** STATED EXERCISE **
Every line below that contains "notesBg" is to be copied.

** DATA SHOWN **
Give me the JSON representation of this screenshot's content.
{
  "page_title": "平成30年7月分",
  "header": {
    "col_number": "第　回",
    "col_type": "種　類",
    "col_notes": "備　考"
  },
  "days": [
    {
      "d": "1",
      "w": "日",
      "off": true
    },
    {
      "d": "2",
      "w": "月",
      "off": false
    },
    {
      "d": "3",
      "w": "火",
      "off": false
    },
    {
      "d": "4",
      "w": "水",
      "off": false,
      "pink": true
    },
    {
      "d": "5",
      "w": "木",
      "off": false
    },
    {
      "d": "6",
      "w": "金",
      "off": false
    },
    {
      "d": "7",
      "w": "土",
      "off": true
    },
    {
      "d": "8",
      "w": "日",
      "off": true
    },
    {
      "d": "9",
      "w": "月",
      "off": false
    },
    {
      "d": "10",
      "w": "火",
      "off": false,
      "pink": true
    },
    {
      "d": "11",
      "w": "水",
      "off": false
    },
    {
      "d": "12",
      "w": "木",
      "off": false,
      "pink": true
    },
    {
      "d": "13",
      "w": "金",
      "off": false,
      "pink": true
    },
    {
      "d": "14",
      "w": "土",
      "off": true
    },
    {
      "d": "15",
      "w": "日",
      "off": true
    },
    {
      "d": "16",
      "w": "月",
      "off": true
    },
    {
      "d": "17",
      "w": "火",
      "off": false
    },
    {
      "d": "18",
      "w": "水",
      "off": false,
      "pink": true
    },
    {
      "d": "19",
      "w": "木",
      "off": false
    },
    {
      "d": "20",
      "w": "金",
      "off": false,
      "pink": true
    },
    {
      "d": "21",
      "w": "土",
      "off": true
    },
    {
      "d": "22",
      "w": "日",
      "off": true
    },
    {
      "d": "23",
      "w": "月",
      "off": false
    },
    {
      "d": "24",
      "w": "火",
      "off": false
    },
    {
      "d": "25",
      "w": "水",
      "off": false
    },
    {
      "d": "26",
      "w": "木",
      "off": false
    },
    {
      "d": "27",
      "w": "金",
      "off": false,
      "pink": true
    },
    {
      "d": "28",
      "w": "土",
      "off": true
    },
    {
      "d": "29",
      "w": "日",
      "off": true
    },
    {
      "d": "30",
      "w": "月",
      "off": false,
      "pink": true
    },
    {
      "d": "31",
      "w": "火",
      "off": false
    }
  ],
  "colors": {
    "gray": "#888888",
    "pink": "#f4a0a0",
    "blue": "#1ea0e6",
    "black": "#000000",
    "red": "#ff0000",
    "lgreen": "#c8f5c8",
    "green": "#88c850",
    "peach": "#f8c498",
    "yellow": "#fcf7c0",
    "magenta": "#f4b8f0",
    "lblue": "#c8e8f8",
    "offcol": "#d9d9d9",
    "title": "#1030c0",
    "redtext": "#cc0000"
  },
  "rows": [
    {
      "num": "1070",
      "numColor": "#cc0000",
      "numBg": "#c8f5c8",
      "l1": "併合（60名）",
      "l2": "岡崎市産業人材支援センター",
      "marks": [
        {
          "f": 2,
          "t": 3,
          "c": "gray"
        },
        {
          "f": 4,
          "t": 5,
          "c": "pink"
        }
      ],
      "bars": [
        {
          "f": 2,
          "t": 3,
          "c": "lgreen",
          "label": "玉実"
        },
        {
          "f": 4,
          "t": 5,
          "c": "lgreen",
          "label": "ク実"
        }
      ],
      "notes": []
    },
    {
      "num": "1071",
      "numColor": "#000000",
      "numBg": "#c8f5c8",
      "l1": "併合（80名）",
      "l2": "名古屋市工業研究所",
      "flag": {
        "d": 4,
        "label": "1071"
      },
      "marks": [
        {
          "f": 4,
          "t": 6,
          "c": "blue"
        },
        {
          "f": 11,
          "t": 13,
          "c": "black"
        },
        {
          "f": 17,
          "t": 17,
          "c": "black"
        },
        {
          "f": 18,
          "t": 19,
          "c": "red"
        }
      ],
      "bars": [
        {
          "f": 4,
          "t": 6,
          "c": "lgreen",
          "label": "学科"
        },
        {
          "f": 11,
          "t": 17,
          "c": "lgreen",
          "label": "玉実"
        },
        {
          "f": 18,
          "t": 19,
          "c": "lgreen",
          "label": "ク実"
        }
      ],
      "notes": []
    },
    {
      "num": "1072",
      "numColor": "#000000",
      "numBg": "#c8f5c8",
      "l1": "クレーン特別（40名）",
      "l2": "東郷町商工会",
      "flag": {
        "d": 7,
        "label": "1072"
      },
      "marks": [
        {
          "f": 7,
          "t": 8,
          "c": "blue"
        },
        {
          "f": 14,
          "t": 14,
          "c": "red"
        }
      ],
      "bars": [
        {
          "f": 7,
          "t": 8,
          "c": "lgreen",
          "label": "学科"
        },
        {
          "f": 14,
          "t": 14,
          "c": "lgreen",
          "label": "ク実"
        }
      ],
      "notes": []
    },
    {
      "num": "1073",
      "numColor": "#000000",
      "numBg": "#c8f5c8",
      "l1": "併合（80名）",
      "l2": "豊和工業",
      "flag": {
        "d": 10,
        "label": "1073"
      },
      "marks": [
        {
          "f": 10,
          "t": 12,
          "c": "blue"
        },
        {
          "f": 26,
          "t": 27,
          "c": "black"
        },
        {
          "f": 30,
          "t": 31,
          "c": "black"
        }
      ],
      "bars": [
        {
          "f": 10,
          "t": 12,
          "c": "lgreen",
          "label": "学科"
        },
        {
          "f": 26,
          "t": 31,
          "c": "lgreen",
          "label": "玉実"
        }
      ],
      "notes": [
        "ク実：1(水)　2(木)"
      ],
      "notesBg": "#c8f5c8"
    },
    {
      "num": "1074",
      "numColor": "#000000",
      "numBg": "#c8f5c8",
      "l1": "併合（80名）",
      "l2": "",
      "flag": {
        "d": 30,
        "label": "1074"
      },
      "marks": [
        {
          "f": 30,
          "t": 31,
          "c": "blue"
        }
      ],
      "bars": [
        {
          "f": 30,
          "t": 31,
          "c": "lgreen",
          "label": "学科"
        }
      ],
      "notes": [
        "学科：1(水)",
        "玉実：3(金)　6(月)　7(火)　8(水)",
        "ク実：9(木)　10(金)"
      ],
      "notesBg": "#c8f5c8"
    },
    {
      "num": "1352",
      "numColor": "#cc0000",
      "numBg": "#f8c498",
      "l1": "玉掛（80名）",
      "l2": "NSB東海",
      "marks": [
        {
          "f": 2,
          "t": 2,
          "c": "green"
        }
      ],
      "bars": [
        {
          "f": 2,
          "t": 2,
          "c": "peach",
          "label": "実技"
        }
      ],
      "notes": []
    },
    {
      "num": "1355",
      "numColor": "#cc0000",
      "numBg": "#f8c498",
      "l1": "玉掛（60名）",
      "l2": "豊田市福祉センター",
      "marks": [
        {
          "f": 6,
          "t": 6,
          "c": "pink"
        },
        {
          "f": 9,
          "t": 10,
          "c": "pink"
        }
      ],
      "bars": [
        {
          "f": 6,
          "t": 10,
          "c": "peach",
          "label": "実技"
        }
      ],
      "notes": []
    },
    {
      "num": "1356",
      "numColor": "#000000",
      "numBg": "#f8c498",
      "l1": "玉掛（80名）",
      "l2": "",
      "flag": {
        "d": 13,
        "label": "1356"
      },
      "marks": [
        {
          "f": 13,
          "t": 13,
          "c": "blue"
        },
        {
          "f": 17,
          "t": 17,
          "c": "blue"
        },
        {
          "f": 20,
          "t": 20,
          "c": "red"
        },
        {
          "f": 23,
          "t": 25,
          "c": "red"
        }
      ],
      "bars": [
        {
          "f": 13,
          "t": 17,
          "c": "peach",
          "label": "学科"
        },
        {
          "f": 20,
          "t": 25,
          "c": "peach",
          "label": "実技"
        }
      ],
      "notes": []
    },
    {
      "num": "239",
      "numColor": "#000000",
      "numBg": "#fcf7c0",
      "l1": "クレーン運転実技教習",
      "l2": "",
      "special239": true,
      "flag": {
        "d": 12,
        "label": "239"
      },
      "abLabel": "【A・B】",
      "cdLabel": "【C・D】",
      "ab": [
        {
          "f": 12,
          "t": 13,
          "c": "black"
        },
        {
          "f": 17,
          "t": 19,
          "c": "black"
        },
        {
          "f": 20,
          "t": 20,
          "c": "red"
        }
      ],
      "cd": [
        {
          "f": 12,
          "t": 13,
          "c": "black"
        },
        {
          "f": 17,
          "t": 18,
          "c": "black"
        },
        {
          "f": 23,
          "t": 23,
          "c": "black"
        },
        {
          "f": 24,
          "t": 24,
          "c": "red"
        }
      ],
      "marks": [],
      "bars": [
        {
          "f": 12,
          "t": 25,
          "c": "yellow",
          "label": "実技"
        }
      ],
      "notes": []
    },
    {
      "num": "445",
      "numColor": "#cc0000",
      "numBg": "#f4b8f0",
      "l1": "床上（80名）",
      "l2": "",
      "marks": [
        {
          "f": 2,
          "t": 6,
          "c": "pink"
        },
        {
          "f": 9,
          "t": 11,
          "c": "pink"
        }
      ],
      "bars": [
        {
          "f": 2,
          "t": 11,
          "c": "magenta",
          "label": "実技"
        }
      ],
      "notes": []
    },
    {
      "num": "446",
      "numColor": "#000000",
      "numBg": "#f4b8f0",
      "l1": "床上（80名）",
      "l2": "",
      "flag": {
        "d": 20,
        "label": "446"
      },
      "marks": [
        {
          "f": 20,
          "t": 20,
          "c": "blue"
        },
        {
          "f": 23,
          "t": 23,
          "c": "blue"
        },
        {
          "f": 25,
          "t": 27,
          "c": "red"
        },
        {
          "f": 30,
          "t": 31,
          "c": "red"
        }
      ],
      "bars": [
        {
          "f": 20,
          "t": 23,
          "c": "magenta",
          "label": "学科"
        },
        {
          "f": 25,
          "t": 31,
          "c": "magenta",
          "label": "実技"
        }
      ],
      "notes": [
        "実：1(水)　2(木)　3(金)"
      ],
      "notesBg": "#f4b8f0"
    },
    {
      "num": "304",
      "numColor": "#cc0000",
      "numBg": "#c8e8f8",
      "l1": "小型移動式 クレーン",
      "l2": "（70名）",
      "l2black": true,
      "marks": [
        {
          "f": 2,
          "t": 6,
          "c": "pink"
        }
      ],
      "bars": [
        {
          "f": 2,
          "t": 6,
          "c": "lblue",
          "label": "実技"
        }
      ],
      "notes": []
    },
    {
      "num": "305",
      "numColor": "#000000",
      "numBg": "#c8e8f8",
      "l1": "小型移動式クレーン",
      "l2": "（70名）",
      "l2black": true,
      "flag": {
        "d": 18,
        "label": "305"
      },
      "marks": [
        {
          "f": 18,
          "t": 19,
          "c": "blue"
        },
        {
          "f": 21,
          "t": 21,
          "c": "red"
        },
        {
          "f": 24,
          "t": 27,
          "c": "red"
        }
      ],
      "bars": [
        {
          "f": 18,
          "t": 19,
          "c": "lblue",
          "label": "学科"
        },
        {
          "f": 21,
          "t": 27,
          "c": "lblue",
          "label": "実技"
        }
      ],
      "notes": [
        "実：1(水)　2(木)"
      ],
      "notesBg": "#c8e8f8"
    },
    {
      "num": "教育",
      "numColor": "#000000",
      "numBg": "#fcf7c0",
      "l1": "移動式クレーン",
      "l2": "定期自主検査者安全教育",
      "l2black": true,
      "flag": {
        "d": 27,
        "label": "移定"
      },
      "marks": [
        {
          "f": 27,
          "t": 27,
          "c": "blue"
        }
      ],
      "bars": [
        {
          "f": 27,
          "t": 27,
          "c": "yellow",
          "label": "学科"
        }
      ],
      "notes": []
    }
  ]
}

** THE REPLY **
      "notesBg": "#c8f5c8"
      "notesBg": "#c8f5c8"
      "notesBg": "#f4b8f0"
      "notesBg": "#c8e8f8"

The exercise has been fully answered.